Collected data

----

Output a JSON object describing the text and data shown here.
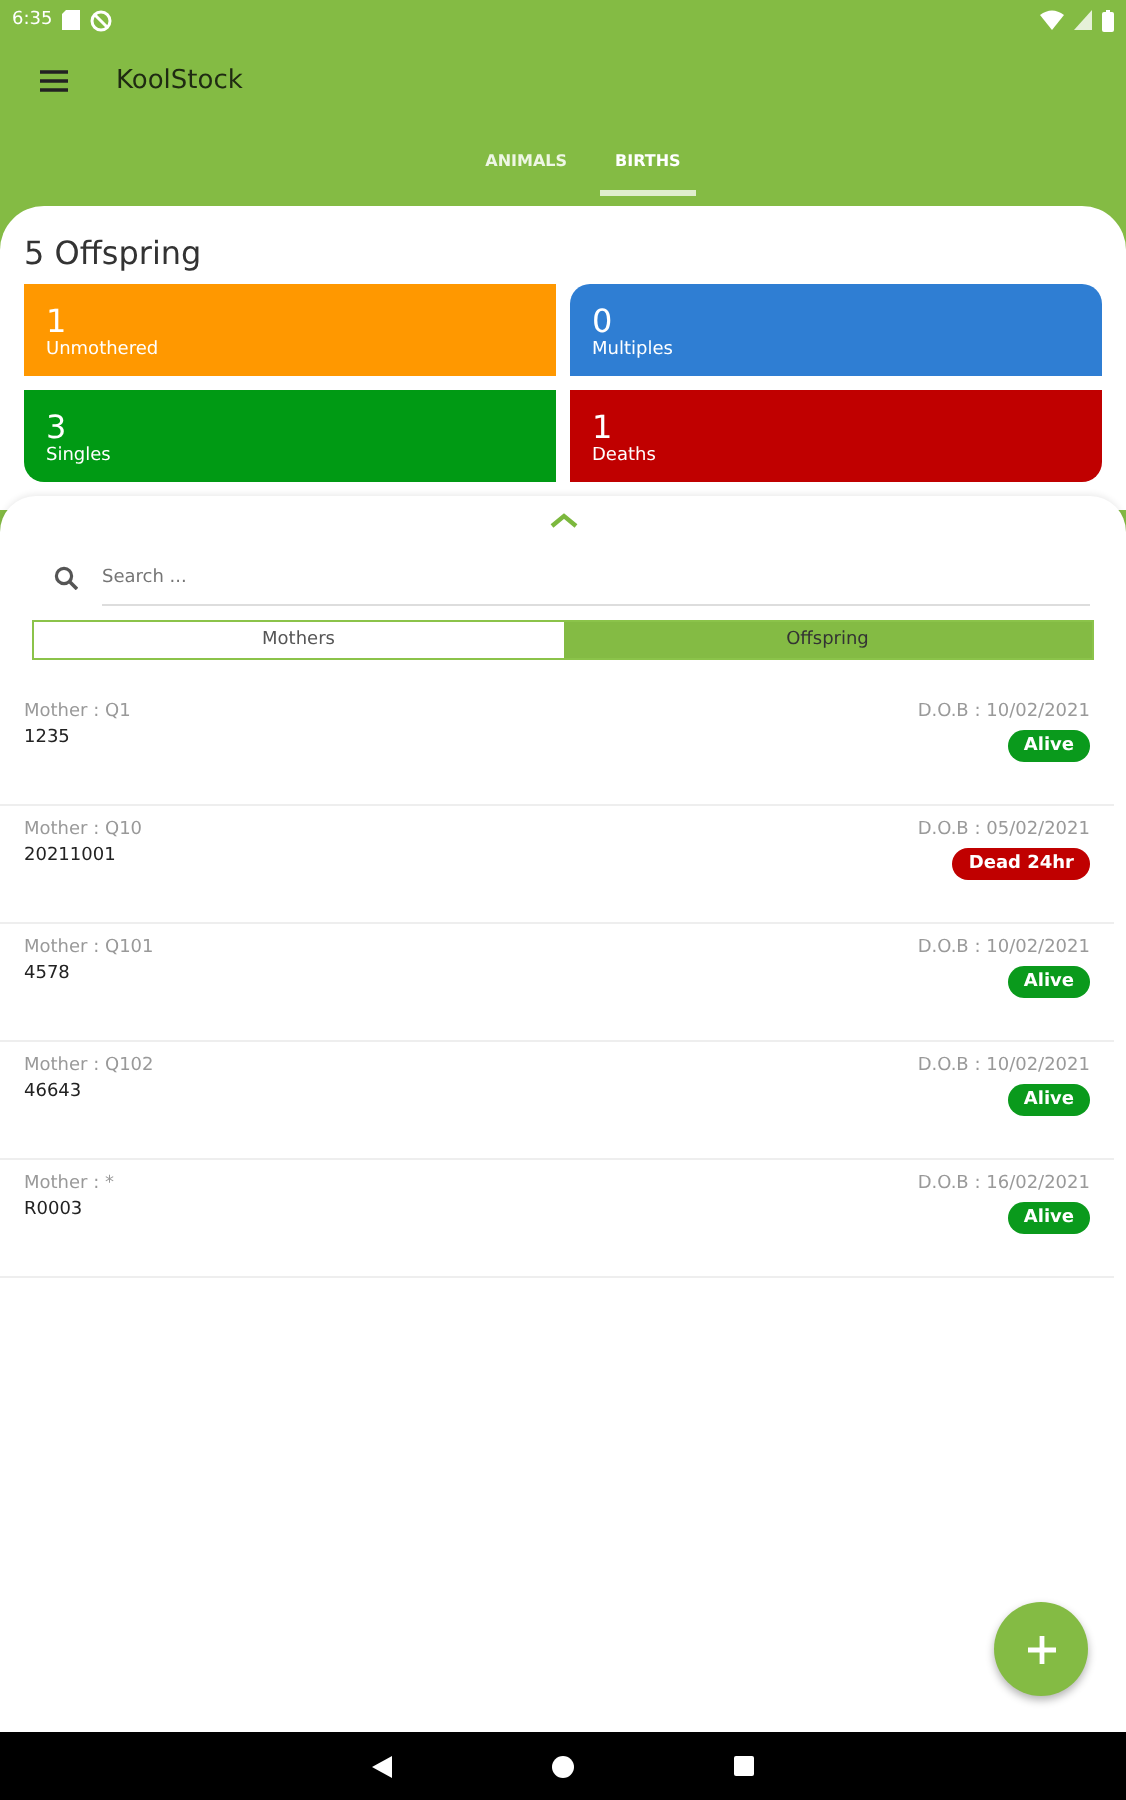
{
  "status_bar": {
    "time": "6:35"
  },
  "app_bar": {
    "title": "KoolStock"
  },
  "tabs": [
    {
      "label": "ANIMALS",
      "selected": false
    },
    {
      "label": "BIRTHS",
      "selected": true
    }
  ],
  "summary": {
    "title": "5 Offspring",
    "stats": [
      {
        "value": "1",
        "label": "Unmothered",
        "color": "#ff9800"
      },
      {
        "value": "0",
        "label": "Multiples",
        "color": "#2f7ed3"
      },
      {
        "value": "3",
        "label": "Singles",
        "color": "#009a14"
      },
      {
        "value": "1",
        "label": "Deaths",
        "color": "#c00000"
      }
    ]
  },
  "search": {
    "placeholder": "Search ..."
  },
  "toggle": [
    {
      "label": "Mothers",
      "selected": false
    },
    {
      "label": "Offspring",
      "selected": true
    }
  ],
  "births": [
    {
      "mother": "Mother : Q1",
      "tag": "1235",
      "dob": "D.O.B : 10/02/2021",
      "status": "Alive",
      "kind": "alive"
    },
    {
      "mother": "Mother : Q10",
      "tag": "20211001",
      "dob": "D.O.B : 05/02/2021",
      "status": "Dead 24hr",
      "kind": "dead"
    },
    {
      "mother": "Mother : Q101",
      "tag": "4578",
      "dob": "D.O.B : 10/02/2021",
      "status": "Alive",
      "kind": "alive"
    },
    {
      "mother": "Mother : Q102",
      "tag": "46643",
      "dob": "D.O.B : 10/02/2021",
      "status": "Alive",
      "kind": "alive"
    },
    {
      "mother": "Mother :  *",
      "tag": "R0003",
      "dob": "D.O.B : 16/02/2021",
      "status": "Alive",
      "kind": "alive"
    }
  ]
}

----

## Instructions for the task
Restate the data above exactly, stripping out each image.

## Output for this task
Output a JSON object describing the text and data shown here.
{
  "status_bar": {
    "time": "6:35"
  },
  "app_bar": {
    "title": "KoolStock"
  },
  "tabs": [
    {
      "label": "ANIMALS",
      "selected": false
    },
    {
      "label": "BIRTHS",
      "selected": true
    }
  ],
  "summary": {
    "title": "5 Offspring",
    "stats": [
      {
        "value": "1",
        "label": "Unmothered",
        "color": "#ff9800"
      },
      {
        "value": "0",
        "label": "Multiples",
        "color": "#2f7ed3"
      },
      {
        "value": "3",
        "label": "Singles",
        "color": "#009a14"
      },
      {
        "value": "1",
        "label": "Deaths",
        "color": "#c00000"
      }
    ]
  },
  "search": {
    "placeholder": "Search ..."
  },
  "toggle": [
    {
      "label": "Mothers",
      "selected": false
    },
    {
      "label": "Offspring",
      "selected": true
    }
  ],
  "births": [
    {
      "mother": "Mother : Q1",
      "tag": "1235",
      "dob": "D.O.B : 10/02/2021",
      "status": "Alive",
      "kind": "alive"
    },
    {
      "mother": "Mother : Q10",
      "tag": "20211001",
      "dob": "D.O.B : 05/02/2021",
      "status": "Dead 24hr",
      "kind": "dead"
    },
    {
      "mother": "Mother : Q101",
      "tag": "4578",
      "dob": "D.O.B : 10/02/2021",
      "status": "Alive",
      "kind": "alive"
    },
    {
      "mother": "Mother : Q102",
      "tag": "46643",
      "dob": "D.O.B : 10/02/2021",
      "status": "Alive",
      "kind": "alive"
    },
    {
      "mother": "Mother :  *",
      "tag": "R0003",
      "dob": "D.O.B : 16/02/2021",
      "status": "Alive",
      "kind": "alive"
    }
  ]
}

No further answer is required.